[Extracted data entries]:
========================================================================
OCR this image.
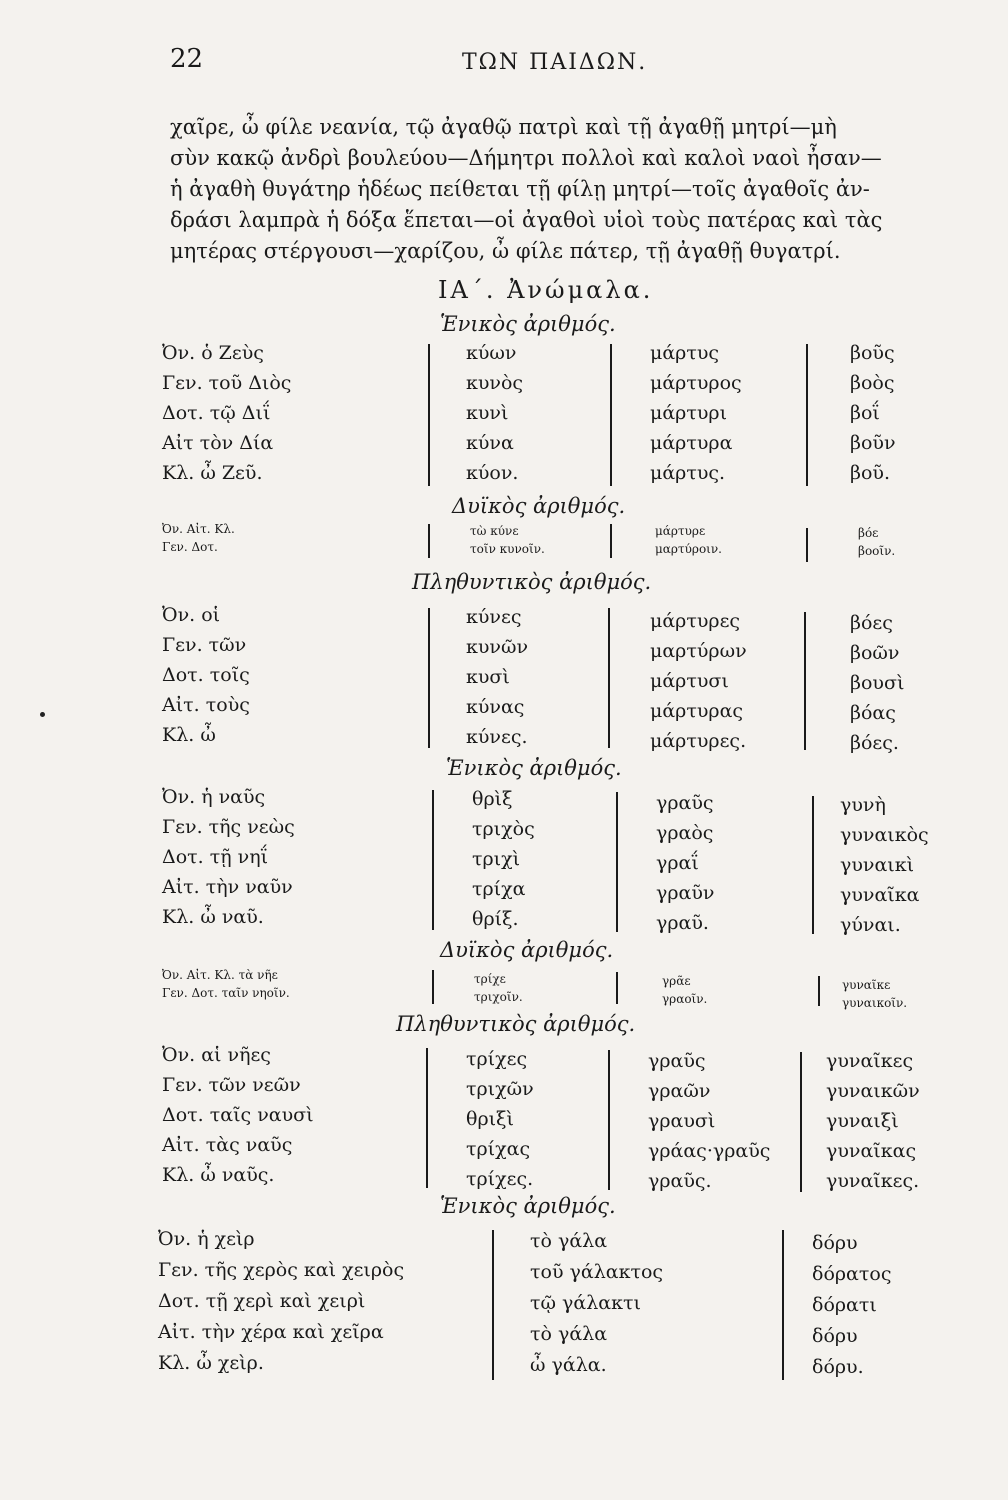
22	ΤΩΝ ΠΑΙΔΩΝ.
χαῖρε, ὦ φίλε νεανία, τῷ ἀγαθῷ πατρὶ καὶ τῇ ἀγαθῇ μητρί—μὴ
σὺν κακῷ ἀνδρὶ βουλεύου—Δήμητρι πολλοὶ καὶ καλοὶ ναοὶ ἦσαν—
ἡ ἀγαθὴ θυγάτηρ ἡδέως πείθεται τῇ φίλῃ μητρί—τοῖς ἀγαθοῖς ἀν-
δράσι λαμπρὰ ἡ δόξα ἕπεται—οἱ ἀγαθοὶ υἱοὶ τοὺς πατέρας καὶ τὰς
μητέρας στέργουσι—χαρίζου, ὦ φίλε πάτερ, τῇ ἀγαθῇ θυγατρί.
ΙΑ΄. Ἀνώμαλα.
Ἑνικὸς ἀριθμός.
Ὀν. ὁ Ζεὺς
Γεν. τοῦ Διὸς
Δοτ. τῷ Διΐ
Αἰτ τὸν Δία
Κλ. ὦ Ζεῦ.
κύων
κυνὸς
κυνὶ
κύνα
κύον.
μάρτυς
μάρτυρος
μάρτυρι
μάρτυρα
μάρτυς.
βοῦς
βοὸς
βοΐ
βοῦν
βοῦ.
Δυϊκὸς ἀριθμός.
Ὀν. Αἰτ. Κλ.
Γεν. Δοτ.
τὼ κύνε
τοῖν κυνοῖν.
μάρτυρε
μαρτύροιν.
βόε
βοοῖν.
Πληθυντικὸς ἀριθμός.
Ὀν. οἱ
Γεν. τῶν
Δοτ. τοῖς
Αἰτ. τοὺς
Κλ. ὦ
κύνες
κυνῶν
κυσὶ
κύνας
κύνες.
μάρτυρες
μαρτύρων
μάρτυσι
μάρτυρας
μάρτυρες.
βόες
βοῶν
βουσὶ
βόας
βόες.
Ἑνικὸς ἀριθμός.
Ὀν. ἡ ναῦς
Γεν. τῆς νεὼς
Δοτ. τῇ νηΐ
Αἰτ. τὴν ναῦν
Κλ. ὦ ναῦ.
θρὶξ
τριχὸς
τριχὶ
τρίχα
θρίξ.
γραῦς
γραὸς
γραΐ
γραῦν
γραῦ.
γυνὴ
γυναικὸς
γυναικὶ
γυναῖκα
γύναι.
Δυϊκὸς ἀριθμός.
Ὀν. Αἰτ. Κλ. τὰ νῆε
Γεν. Δοτ. ταῖν νηοῖν.
τρίχε
τριχοῖν.
γρᾶε
γραοῖν.
γυναῖκε
γυναικοῖν.
Πληθυντικὸς ἀριθμός.
Ὀν. αἱ νῆες
Γεν. τῶν νεῶν
Δοτ. ταῖς ναυσὶ
Αἰτ. τὰς ναῦς
Κλ. ὦ ναῦς.
τρίχες
τριχῶν
θριξὶ
τρίχας
τρίχες.
γραῦς
γραῶν
γραυσὶ
γράας·γραῦς
γραῦς.
γυναῖκες
γυναικῶν
γυναιξὶ
γυναῖκας
γυναῖκες.
Ἑνικὸς ἀριθμός.
Ὀν. ἡ χεὶρ
Γεν. τῆς χερὸς καὶ χειρὸς
Δοτ. τῇ χερὶ καὶ χειρὶ
Αἰτ. τὴν χέρα καὶ χεῖρα
Κλ. ὦ χεὶρ.
τὸ γάλα
τοῦ γάλακτος
τῷ γάλακτι
τὸ γάλα
ὦ γάλα.
δόρυ
δόρατος
δόρατι
δόρυ
δόρυ.
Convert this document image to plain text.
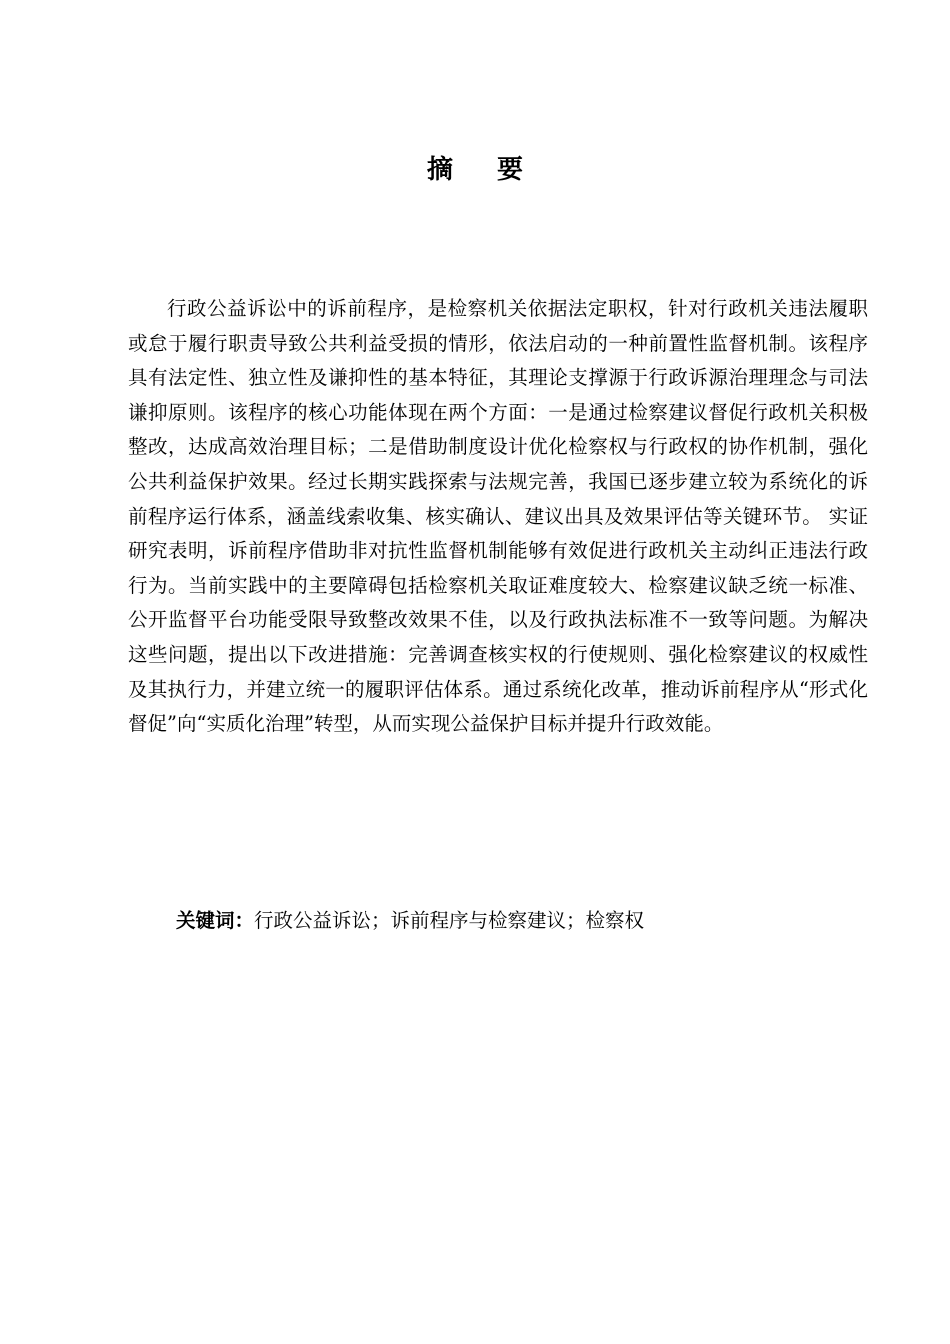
摘要

行政公益诉讼中的诉前程序，是检察机关依据法定职权，针对行政机关违法履职或怠于履行职责导致公共利益受损的情形，依法启动的一种前置性监督机制。该程序具有法定性、独立性及谦抑性的基本特征，其理论支撑源于行政诉源治理理念与司法谦抑原则。该程序的核心功能体现在两个方面：一是通过检察建议督促行政机关积极整改，达成高效治理目标；二是借助制度设计优化检察权与行政权的协作机制，强化公共利益保护效果。经过长期实践探索与法规完善，我国已逐步建立较为系统化的诉前程序运行体系，涵盖线索收集、核实确认、建议出具及效果评估等关键环节。 实证研究表明，诉前程序借助非对抗性监督机制能够有效促进行政机关主动纠正违法行政行为。当前实践中的主要障碍包括检察机关取证难度较大、检察建议缺乏统一标准、公开监督平台功能受限导致整改效果不佳，以及行政执法标准不一致等问题。为解决这些问题，提出以下改进措施：完善调查核实权的行使规则、强化检察建议的权威性及其执行力，并建立统一的履职评估体系。通过系统化改革，推动诉前程序从“形式化督促”向“实质化治理”转型，从而实现公益保护目标并提升行政效能。

关键词：行政公益诉讼；诉前程序与检察建议；检察权
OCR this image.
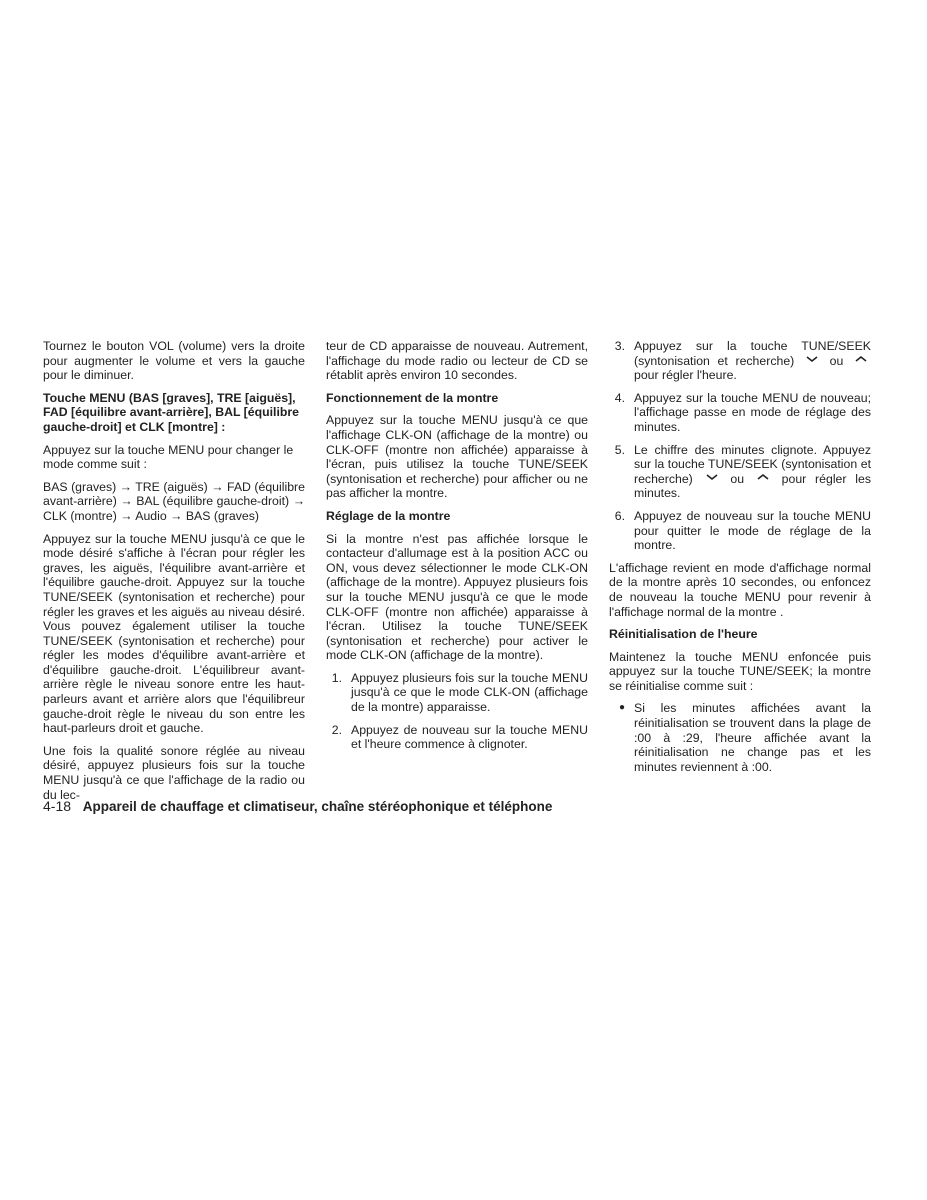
Tournez le bouton VOL (volume) vers la droite pour augmenter le volume et vers la gauche pour le diminuer.

Touche MENU (BAS [graves], TRE [aiguës], FAD [équilibre avant-arrière], BAL [équilibre gauche-droit] et CLK [montre] :

Appuyez sur la touche MENU pour changer le mode comme suit :

BAS (graves) → TRE (aiguës) → FAD (équilibre avant-arrière) → BAL (équilibre gauche-droit) → CLK (montre) → Audio → BAS (graves)

Appuyez sur la touche MENU jusqu'à ce que le mode désiré s'affiche à l'écran pour régler les graves, les aiguës, l'équilibre avant-arrière et l'équilibre gauche-droit. Appuyez sur la touche TUNE/SEEK (syntonisation et recherche) pour régler les graves et les aiguës au niveau désiré. Vous pouvez également utiliser la touche TUNE/SEEK (syntonisation et recherche) pour régler les modes d'équilibre avant-arrière et d'équilibre gauche-droit. L'équilibreur avant-arrière règle le niveau sonore entre les haut-parleurs avant et arrière alors que l'équilibreur gauche-droit règle le niveau du son entre les haut-parleurs droit et gauche.

Une fois la qualité sonore réglée au niveau désiré, appuyez plusieurs fois sur la touche MENU jusqu'à ce que l'affichage de la radio ou du lec-

teur de CD apparaisse de nouveau. Autrement, l'affichage du mode radio ou lecteur de CD se rétablit après environ 10 secondes.

Fonctionnement de la montre

Appuyez sur la touche MENU jusqu'à ce que l'affichage CLK-ON (affichage de la montre) ou CLK-OFF (montre non affichée) apparaisse à l'écran, puis utilisez la touche TUNE/SEEK (syntonisation et recherche) pour afficher ou ne pas afficher la montre.

Réglage de la montre

Si la montre n'est pas affichée lorsque le contacteur d'allumage est à la position ACC ou ON, vous devez sélectionner le mode CLK-ON (affichage de la montre). Appuyez plusieurs fois sur la touche MENU jusqu'à ce que le mode CLK-OFF (montre non affichée) apparaisse à l'écran. Utilisez la touche TUNE/SEEK (syntonisation et recherche) pour activer le mode CLK-ON (affichage de la montre).

1. Appuyez plusieurs fois sur la touche MENU jusqu'à ce que le mode CLK-ON (affichage de la montre) apparaisse.
2. Appuyez de nouveau sur la touche MENU et l'heure commence à clignoter.
3. Appuyez sur la touche TUNE/SEEK (syntonisation et recherche)	ou  pour régler l'heure.
4. Appuyez sur la touche MENU de nouveau; l'affichage passe en mode de réglage des minutes.
5. Le chiffre des minutes clignote. Appuyez sur la touche TUNE/SEEK (syntonisation et recherche)	ou	pour régler les minutes.
6. Appuyez de nouveau sur la touche MENU pour quitter le mode de réglage de la montre.

L'affichage revient en mode d'affichage normal de la montre après 10 secondes, ou enfoncez de nouveau la touche MENU pour revenir à l'affichage normal de la montre .

Réinitialisation de l'heure

Maintenez la touche MENU enfoncée puis appuyez sur la touche TUNE/SEEK; la montre se réinitialise comme suit :

● Si les minutes affichées avant la réinitialisation se trouvent dans la plage de :00 à :29, l'heure affichée avant la réinitialisation ne change pas et les minutes reviennent à :00.
4-18 Appareil de chauffage et climatiseur, chaîne stéréophonique et téléphone
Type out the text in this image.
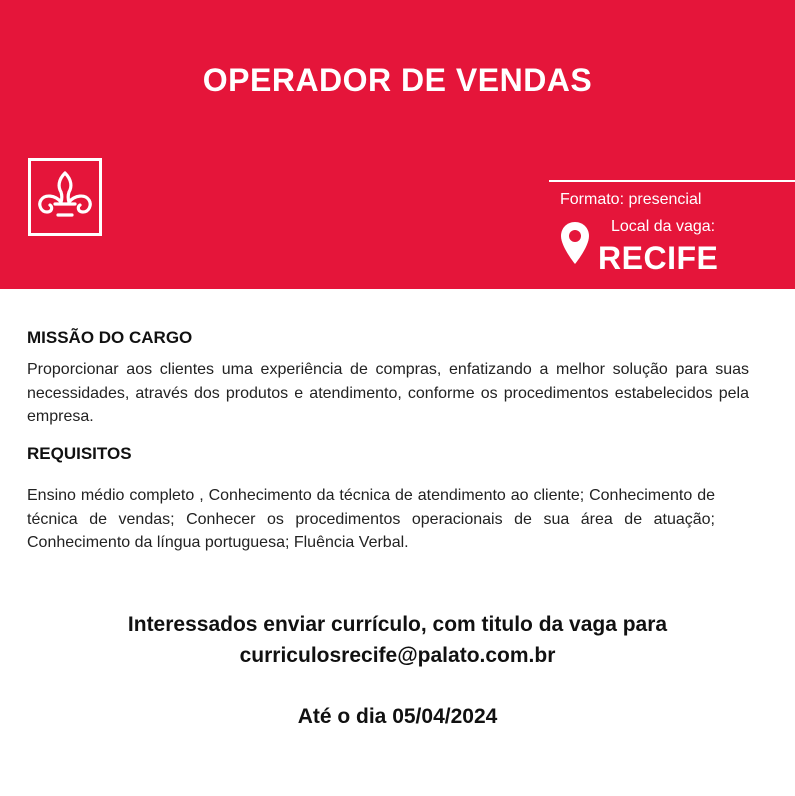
OPERADOR DE VENDAS
Formato: presencial
Local da vaga:
RECIFE
MISSÃO DO CARGO
Proporcionar aos clientes uma experiência de compras, enfatizando a melhor solução para suas necessidades, através dos produtos e atendimento, conforme os procedimentos estabelecidos pela empresa.
REQUISITOS
Ensino médio completo , Conhecimento da técnica de atendimento ao cliente; Conhecimento de técnica de vendas; Conhecer os procedimentos operacionais de sua área de atuação; Conhecimento da língua portuguesa; Fluência Verbal.
Interessados enviar currículo, com titulo da vaga para
curriculosrecife@palato.com.br
Até o dia 05/04/2024
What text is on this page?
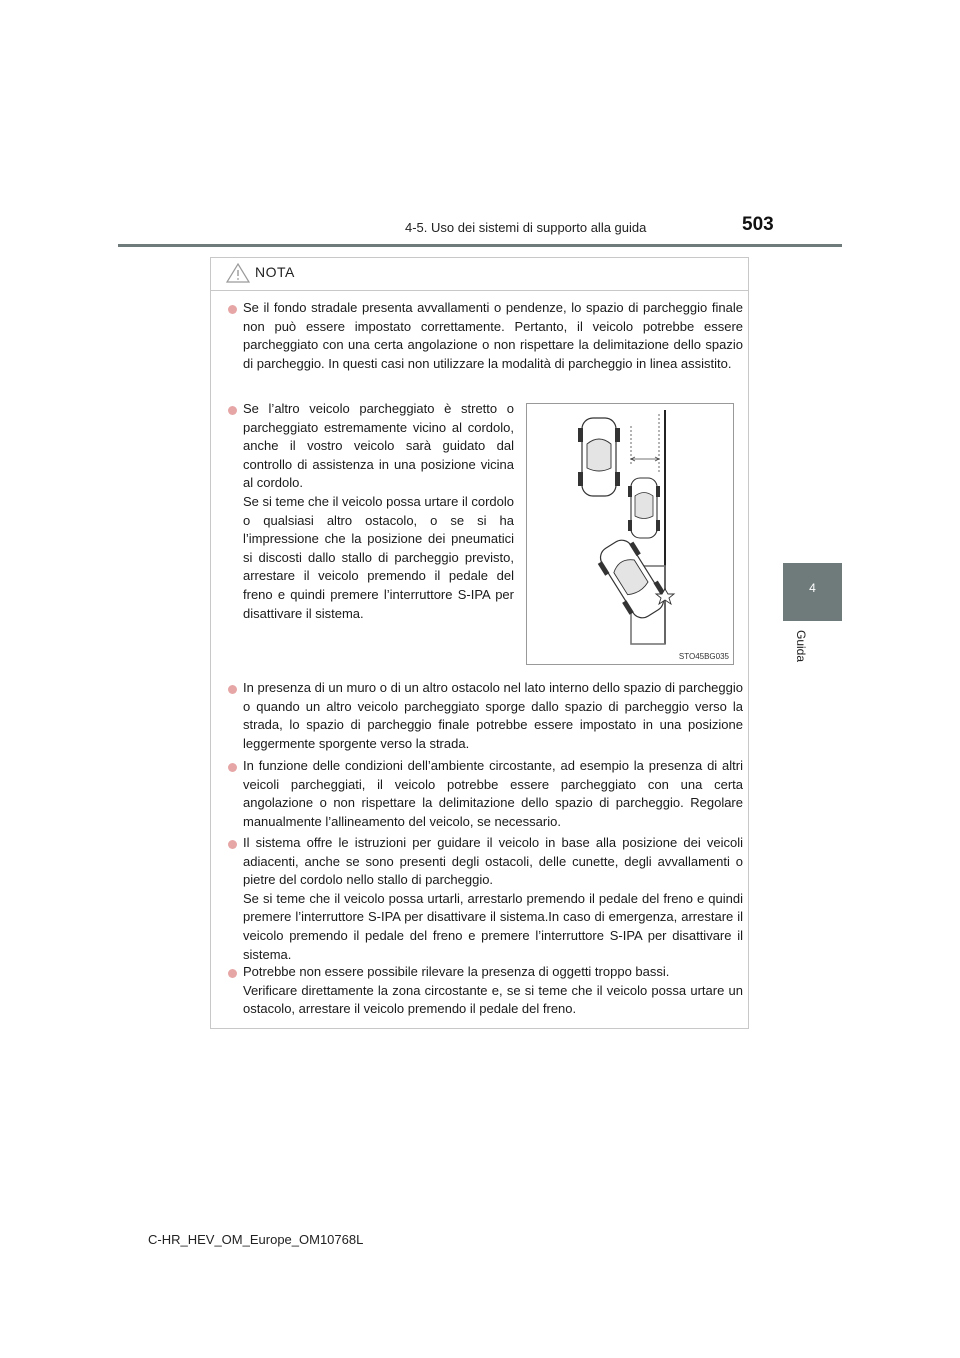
4-5. Uso dei sistemi di supporto alla guida	503
4
Guida
NOTA
Se il fondo stradale presenta avvallamenti o pendenze, lo spazio di parcheggio finale non può essere impostato correttamente. Pertanto, il veicolo potrebbe essere parcheggiato con una certa angolazione o non rispettare la delimitazione dello spazio di parcheggio. In questi casi non utilizzare la modalità di parcheggio in linea assistito.
Se l’altro veicolo parcheggiato è stretto o parcheggiato estremamente vicino al cordolo, anche il vostro veicolo sarà guidato dal controllo di assistenza in una posizione vicina al cordolo.
Se si teme che il veicolo possa urtare il cordolo o qualsiasi altro ostacolo, o se si ha l’impressione che la posizione dei pneumatici si discosti dallo stallo di parcheggio previsto, arrestare il veicolo premendo il pedale del freno e quindi premere l’interruttore S-IPA per disattivare il sistema.
STO45BG035
In presenza di un muro o di un altro ostacolo nel lato interno dello spazio di parcheggio o quando un altro veicolo parcheggiato sporge dallo spazio di parcheggio verso la strada, lo spazio di parcheggio finale potrebbe essere impostato in una posizione leggermente sporgente verso la strada.
In funzione delle condizioni dell’ambiente circostante, ad esempio la presenza di altri veicoli parcheggiati, il veicolo potrebbe essere parcheggiato con una certa angolazione o non rispettare la delimitazione dello spazio di parcheggio. Regolare manualmente l’allineamento del veicolo, se necessario.
Il sistema offre le istruzioni per guidare il veicolo in base alla posizione dei veicoli adiacenti, anche se sono presenti degli ostacoli, delle cunette, degli avvallamenti o pietre del cordolo nello stallo di parcheggio.
Se si teme che il veicolo possa urtarli, arrestarlo premendo il pedale del freno e quindi premere l’interruttore S-IPA per disattivare il sistema.In caso di emergenza, arrestare il veicolo premendo il pedale del freno e premere l’interruttore S-IPA per disattivare il sistema.
Potrebbe non essere possibile rilevare la presenza di oggetti troppo bassi.
Verificare direttamente la zona circostante e, se si teme che il veicolo possa urtare un ostacolo, arrestare il veicolo premendo il pedale del freno.
C-HR_HEV_OM_Europe_OM10768L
========================================================================
[AIM OF THE EXERCISE]:
Go through the material above and copy each line that has the word "désiré".

[FINISHED ANSWER]:
Appuyez sur la touche MENU jusqu'à ce que le mode désiré s'affiche à l'écran pour régler les graves, les aiguës, l'équilibre avant-arrière et l'équilibre gauche-droit. Appuyez sur la touche TUNE/SEEK (syntonisation et recherche) pour régler les graves et les aiguës au niveau désiré. Vous pouvez également utiliser la touche TUNE/SEEK (syntonisation et recherche) pour régler les modes d'équilibre avant-arrière et d'équilibre gauche-droit. L'équilibreur avant-arrière règle le niveau sonore entre les haut-parleurs avant et arrière alors que l'équilibreur gauche-droit règle le niveau du son entre les haut-parleurs droit et gauche.
Une fois la qualité sonore réglée au niveau désiré, appuyez plusieurs fois sur la touche MENU jusqu'à ce que l'affichage de la radio ou du lec-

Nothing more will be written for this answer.